Task objective
Retype the records below word for word and omit any image.

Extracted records
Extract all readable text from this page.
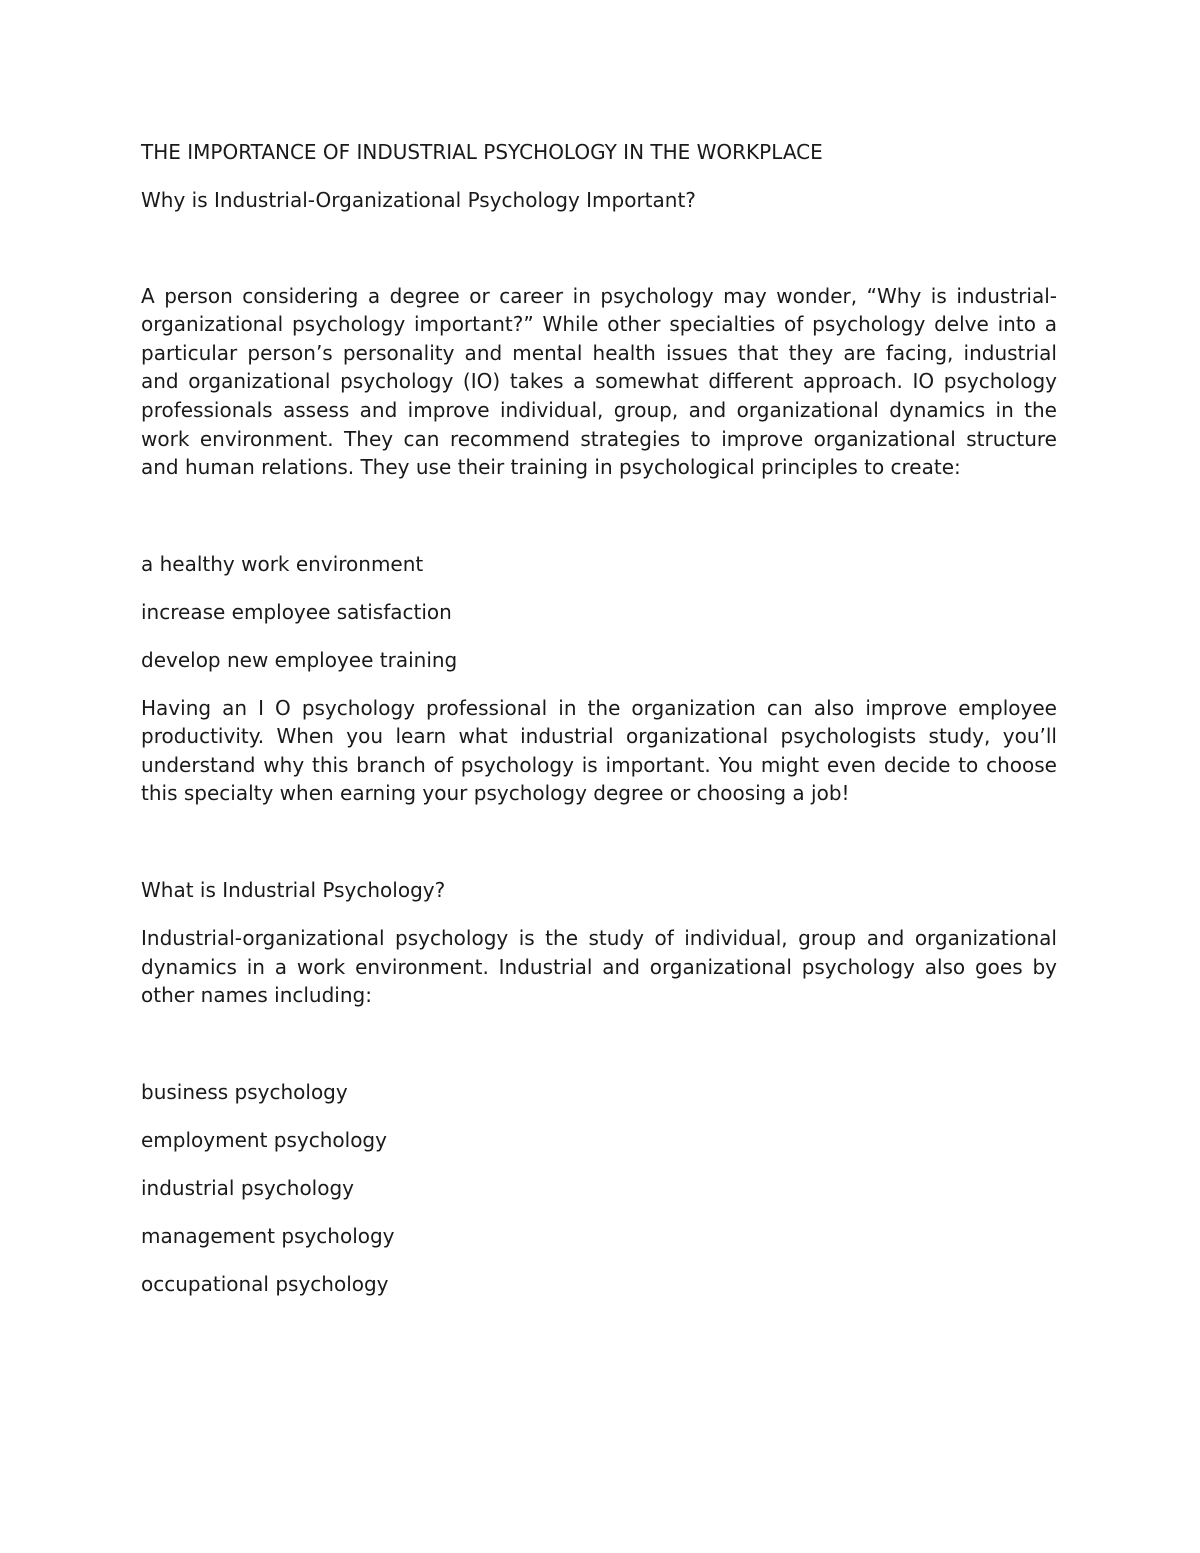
THE IMPORTANCE OF INDUSTRIAL PSYCHOLOGY IN THE WORKPLACE

Why is Industrial-Organizational Psychology Important?

A person considering a degree or career in psychology may wonder, “Why is industrial-organizational psychology important?” While other specialties of psychology delve into a particular person’s personality and mental health issues that they are facing, industrial and organizational psychology (IO) takes a somewhat different approach. IO psychology professionals assess and improve individual, group, and organizational dynamics in the work environment. They can recommend strategies to improve organizational structure and human relations. They use their training in psychological principles to create:

a healthy work environment

increase employee satisfaction

develop new employee training

Having an I O psychology professional in the organization can also improve employee productivity. When you learn what industrial organizational psychologists study, you’ll understand why this branch of psychology is important. You might even decide to choose this specialty when earning your psychology degree or choosing a job!

What is Industrial Psychology?

Industrial-organizational psychology is the study of individual, group and organizational dynamics in a work environment. Industrial and organizational psychology also goes by other names including:

business psychology

employment psychology

industrial psychology

management psychology

occupational psychology
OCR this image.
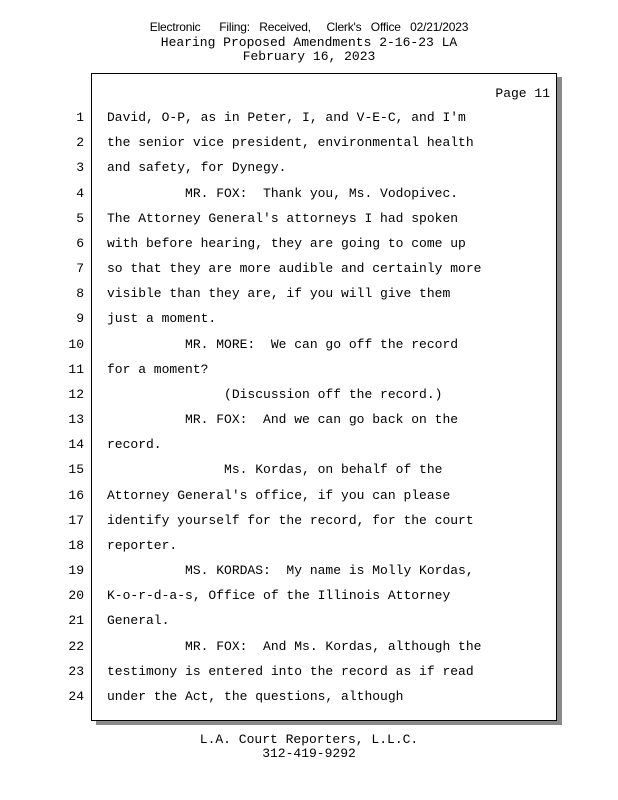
Electronic      Filing:   Received,     Clerk's   Office   02/21/2023
Hearing Proposed Amendments 2-16-23 LA
February 16, 2023
Page 11
1 David, O-P, as in Peter, I, and V-E-C, and I'm
2 the senior vice president, environmental health
3 and safety, for Dynegy.
4 MR. FOX:  Thank you, Ms. Vodopivec.
5 The Attorney General's attorneys I had spoken
6 with before hearing, they are going to come up
7 so that they are more audible and certainly more
8 visible than they are, if you will give them
9 just a moment.
10 MR. MORE:  We can go off the record
11 for a moment?
12 (Discussion off the record.)
13 MR. FOX:  And we can go back on the
14 record.
15 Ms. Kordas, on behalf of the
16 Attorney General's office, if you can please
17 identify yourself for the record, for the court
18 reporter.
19 MS. KORDAS:  My name is Molly Kordas,
20 K-o-r-d-a-s, Office of the Illinois Attorney
21 General.
22 MR. FOX:  And Ms. Kordas, although the
23 testimony is entered into the record as if read
24 under the Act, the questions, although
L.A. Court Reporters, L.L.C.
312-419-9292
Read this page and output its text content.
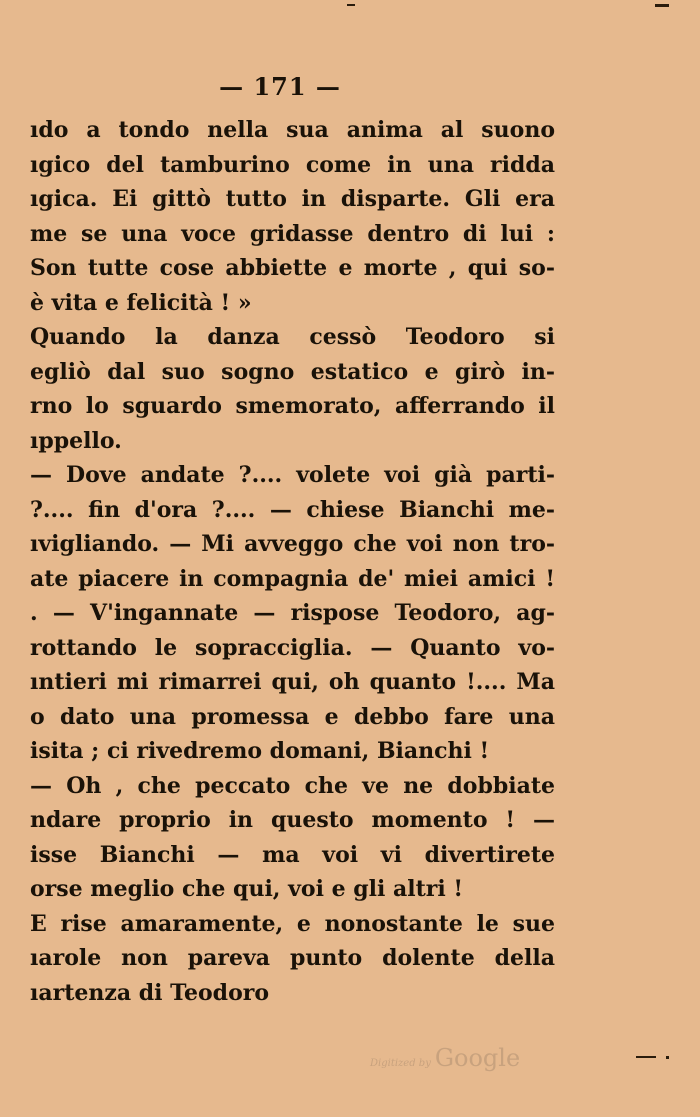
— 171 —
ıdo a tondo nella sua anima al suono
ıgico del tamburino come in una ridda
ıgica. Ei gittò tutto in disparte. Gli era
me se una voce gridasse dentro di lui :
Son tutte cose abbiette e morte , qui so-
è vita e felicità ! »
Quando la danza cessò Teodoro si
egliò dal suo sogno estatico e girò in-
rno lo sguardo smemorato, afferrando il
ıppello.
— Dove andate ?.... volete voi già parti-
?.... fin d'ora ?.... — chiese Bianchi me-
ıvigliando. — Mi avveggo che voi non tro-
ate piacere in compagnia de' miei amici !
. — V'ingannate — rispose Teodoro, ag-
rottando le sopracciglia. — Quanto vo-
ıntieri mi rimarrei qui, oh quanto !.... Ma
o dato una promessa e debbo fare una
isita ; ci rivedremo domani, Bianchi !
— Oh , che peccato che ve ne dobbiate
ndare proprio in questo momento ! —
isse Bianchi — ma voi vi divertirete
orse meglio che qui, voi e gli altri !
E rise amaramente, e nonostante le sue
ıarole non pareva punto dolente della
ıartenza di Teodoro
Digitized by Google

Solution to this task
Extract all readable text from this page.
THE IMPORTANCE OF INDUSTRIAL PSYCHOLOGY IN THE WORKPLACE

Why is Industrial-Organizational Psychology Important?

A person considering a degree or career in psychology may wonder, “Why is industrial-organizational psychology important?” While other specialties of psychology delve into a particular person’s personality and mental health issues that they are facing, industrial and organizational psychology (IO) takes a somewhat different approach. IO psychology professionals assess and improve individual, group, and organizational dynamics in the work environment. They can recommend strategies to improve organizational structure and human relations. They use their training in psychological principles to create:

a healthy work environment

increase employee satisfaction

develop new employee training

Having an I O psychology professional in the organization can also improve employee productivity. When you learn what industrial organizational psychologists study, you’ll understand why this branch of psychology is important. You might even decide to choose this specialty when earning your psychology degree or choosing a job!

What is Industrial Psychology?

Industrial-organizational psychology is the study of individual, group and organizational dynamics in a work environment. Industrial and organizational psychology also goes by other names including:

business psychology

employment psychology

industrial psychology

management psychology

occupational psychology
OCR this image.
Electronic      Filing:   Received,     Clerk's   Office   02/21/2023
Hearing Proposed Amendments 2-16-23 LA
February 16, 2023
Page 11
1 David, O-P, as in Peter, I, and V-E-C, and I'm
2 the senior vice president, environmental health
3 and safety, for Dynegy.
4 MR. FOX:  Thank you, Ms. Vodopivec.
5 The Attorney General's attorneys I had spoken
6 with before hearing, they are going to come up
7 so that they are more audible and certainly more
8 visible than they are, if you will give them
9 just a moment.
10 MR. MORE:  We can go off the record
11 for a moment?
12 (Discussion off the record.)
13 MR. FOX:  And we can go back on the
14 record.
15 Ms. Kordas, on behalf of the
16 Attorney General's office, if you can please
17 identify yourself for the record, for the court
18 reporter.
19 MS. KORDAS:  My name is Molly Kordas,
20 K-o-r-d-a-s, Office of the Illinois Attorney
21 General.
22 MR. FOX:  And Ms. Kordas, although the
23 testimony is entered into the record as if read
24 under the Act, the questions, although
L.A. Court Reporters, L.L.C.
312-419-9292
Read this page and output its text content.
— 171 —
ıdo a tondo nella sua anima al suono
ıgico del tamburino come in una ridda
ıgica. Ei gittò tutto in disparte. Gli era
me se una voce gridasse dentro di lui :
Son tutte cose abbiette e morte , qui so-
è vita e felicità ! »
Quando la danza cessò Teodoro si
egliò dal suo sogno estatico e girò in-
rno lo sguardo smemorato, afferrando il
ıppello.
— Dove andate ?.... volete voi già parti-
?.... fin d'ora ?.... — chiese Bianchi me-
ıvigliando. — Mi avveggo che voi non tro-
ate piacere in compagnia de' miei amici !
. — V'ingannate — rispose Teodoro, ag-
rottando le sopracciglia. — Quanto vo-
ıntieri mi rimarrei qui, oh quanto !.... Ma
o dato una promessa e debbo fare una
isita ; ci rivedremo domani, Bianchi !
— Oh , che peccato che ve ne dobbiate
ndare proprio in questo momento ! —
isse Bianchi — ma voi vi divertirete
orse meglio che qui, voi e gli altri !
E rise amaramente, e nonostante le sue
ıarole non pareva punto dolente della
ıartenza di Teodoro
Digitized by Google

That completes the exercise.